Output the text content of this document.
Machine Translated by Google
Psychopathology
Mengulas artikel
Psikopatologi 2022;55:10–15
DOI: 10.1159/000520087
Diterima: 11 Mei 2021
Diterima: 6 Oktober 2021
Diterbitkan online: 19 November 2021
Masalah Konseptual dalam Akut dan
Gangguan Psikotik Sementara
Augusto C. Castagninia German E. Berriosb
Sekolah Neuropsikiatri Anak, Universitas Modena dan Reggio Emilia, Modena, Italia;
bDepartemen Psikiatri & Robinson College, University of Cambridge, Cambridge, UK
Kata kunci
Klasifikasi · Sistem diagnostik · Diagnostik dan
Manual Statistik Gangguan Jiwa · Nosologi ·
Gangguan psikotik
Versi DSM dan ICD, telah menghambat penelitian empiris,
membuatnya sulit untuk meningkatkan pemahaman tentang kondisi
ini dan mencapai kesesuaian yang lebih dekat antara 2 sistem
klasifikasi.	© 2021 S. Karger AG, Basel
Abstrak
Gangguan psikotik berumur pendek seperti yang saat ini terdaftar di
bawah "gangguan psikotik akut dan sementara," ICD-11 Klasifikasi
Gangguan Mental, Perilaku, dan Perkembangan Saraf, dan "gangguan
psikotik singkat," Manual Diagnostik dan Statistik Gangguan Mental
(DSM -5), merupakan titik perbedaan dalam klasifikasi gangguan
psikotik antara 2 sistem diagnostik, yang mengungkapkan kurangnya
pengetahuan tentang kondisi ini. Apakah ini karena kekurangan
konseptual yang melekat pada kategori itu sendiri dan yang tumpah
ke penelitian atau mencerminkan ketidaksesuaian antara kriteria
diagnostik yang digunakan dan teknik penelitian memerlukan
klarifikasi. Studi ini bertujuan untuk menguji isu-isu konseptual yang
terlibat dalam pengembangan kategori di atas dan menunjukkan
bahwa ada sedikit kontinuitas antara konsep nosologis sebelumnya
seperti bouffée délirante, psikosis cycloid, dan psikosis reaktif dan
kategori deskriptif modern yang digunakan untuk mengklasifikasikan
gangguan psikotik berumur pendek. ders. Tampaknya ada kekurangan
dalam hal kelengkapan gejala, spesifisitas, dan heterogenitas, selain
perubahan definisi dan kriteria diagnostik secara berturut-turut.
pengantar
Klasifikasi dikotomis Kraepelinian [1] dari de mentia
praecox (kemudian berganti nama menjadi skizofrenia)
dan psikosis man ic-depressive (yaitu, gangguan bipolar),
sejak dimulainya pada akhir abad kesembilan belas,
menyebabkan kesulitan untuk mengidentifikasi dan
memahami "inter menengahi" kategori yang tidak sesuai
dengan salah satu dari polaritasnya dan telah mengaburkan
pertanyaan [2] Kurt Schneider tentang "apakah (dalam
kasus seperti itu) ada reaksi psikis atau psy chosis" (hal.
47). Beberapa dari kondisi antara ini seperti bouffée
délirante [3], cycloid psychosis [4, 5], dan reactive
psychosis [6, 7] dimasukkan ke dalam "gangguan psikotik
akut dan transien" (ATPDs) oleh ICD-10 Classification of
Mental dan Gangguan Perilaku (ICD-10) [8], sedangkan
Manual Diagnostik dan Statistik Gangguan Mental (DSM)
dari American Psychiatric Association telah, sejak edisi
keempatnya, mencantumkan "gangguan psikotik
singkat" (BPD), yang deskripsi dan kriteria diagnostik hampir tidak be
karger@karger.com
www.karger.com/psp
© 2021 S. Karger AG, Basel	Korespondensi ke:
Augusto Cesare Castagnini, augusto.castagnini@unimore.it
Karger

-=-=-=-=-

* Description of the task: Reproduce the entries above in full by retyping them exactly.

* Result:
Output the text content of this document.
Machine Translated by Google
Psychopathology
Mengulas artikel
Psikopatologi 2022;55:10–15
DOI: 10.1159/000520087
Diterima: 11 Mei 2021
Diterima: 6 Oktober 2021
Diterbitkan online: 19 November 2021
Masalah Konseptual dalam Akut dan
Gangguan Psikotik Sementara
Augusto C. Castagninia German E. Berriosb
Sekolah Neuropsikiatri Anak, Universitas Modena dan Reggio Emilia, Modena, Italia;
bDepartemen Psikiatri & Robinson College, University of Cambridge, Cambridge, UK
Kata kunci
Klasifikasi · Sistem diagnostik · Diagnostik dan
Manual Statistik Gangguan Jiwa · Nosologi ·
Gangguan psikotik
Versi DSM dan ICD, telah menghambat penelitian empiris,
membuatnya sulit untuk meningkatkan pemahaman tentang kondisi
ini dan mencapai kesesuaian yang lebih dekat antara 2 sistem
klasifikasi.	© 2021 S. Karger AG, Basel
Abstrak
Gangguan psikotik berumur pendek seperti yang saat ini terdaftar di
bawah "gangguan psikotik akut dan sementara," ICD-11 Klasifikasi
Gangguan Mental, Perilaku, dan Perkembangan Saraf, dan "gangguan
psikotik singkat," Manual Diagnostik dan Statistik Gangguan Mental
(DSM -5), merupakan titik perbedaan dalam klasifikasi gangguan
psikotik antara 2 sistem diagnostik, yang mengungkapkan kurangnya
pengetahuan tentang kondisi ini. Apakah ini karena kekurangan
konseptual yang melekat pada kategori itu sendiri dan yang tumpah
ke penelitian atau mencerminkan ketidaksesuaian antara kriteria
diagnostik yang digunakan dan teknik penelitian memerlukan
klarifikasi. Studi ini bertujuan untuk menguji isu-isu konseptual yang
terlibat dalam pengembangan kategori di atas dan menunjukkan
bahwa ada sedikit kontinuitas antara konsep nosologis sebelumnya
seperti bouffée délirante, psikosis cycloid, dan psikosis reaktif dan
kategori deskriptif modern yang digunakan untuk mengklasifikasikan
gangguan psikotik berumur pendek. ders. Tampaknya ada kekurangan
dalam hal kelengkapan gejala, spesifisitas, dan heterogenitas, selain
perubahan definisi dan kriteria diagnostik secara berturut-turut.
pengantar
Klasifikasi dikotomis Kraepelinian [1] dari de mentia
praecox (kemudian berganti nama menjadi skizofrenia)
dan psikosis man ic-depressive (yaitu, gangguan bipolar),
sejak dimulainya pada akhir abad kesembilan belas,
menyebabkan kesulitan untuk mengidentifikasi dan
memahami "inter menengahi" kategori yang tidak sesuai
dengan salah satu dari polaritasnya dan telah mengaburkan
pertanyaan [2] Kurt Schneider tentang "apakah (dalam
kasus seperti itu) ada reaksi psikis atau psy chosis" (hal.
47). Beberapa dari kondisi antara ini seperti bouffée
délirante [3], cycloid psychosis [4, 5], dan reactive
psychosis [6, 7] dimasukkan ke dalam "gangguan psikotik
akut dan transien" (ATPDs) oleh ICD-10 Classification of
Mental dan Gangguan Perilaku (ICD-10) [8], sedangkan
Manual Diagnostik dan Statistik Gangguan Mental (DSM)
dari American Psychiatric Association telah, sejak edisi
keempatnya, mencantumkan "gangguan psikotik
singkat" (BPD), yang deskripsi dan kriteria diagnostik hampir tidak be
karger@karger.com
www.karger.com/psp
© 2021 S. Karger AG, Basel	Korespondensi ke:
Augusto Cesare Castagnini, augusto.castagnini@unimore.it
Karger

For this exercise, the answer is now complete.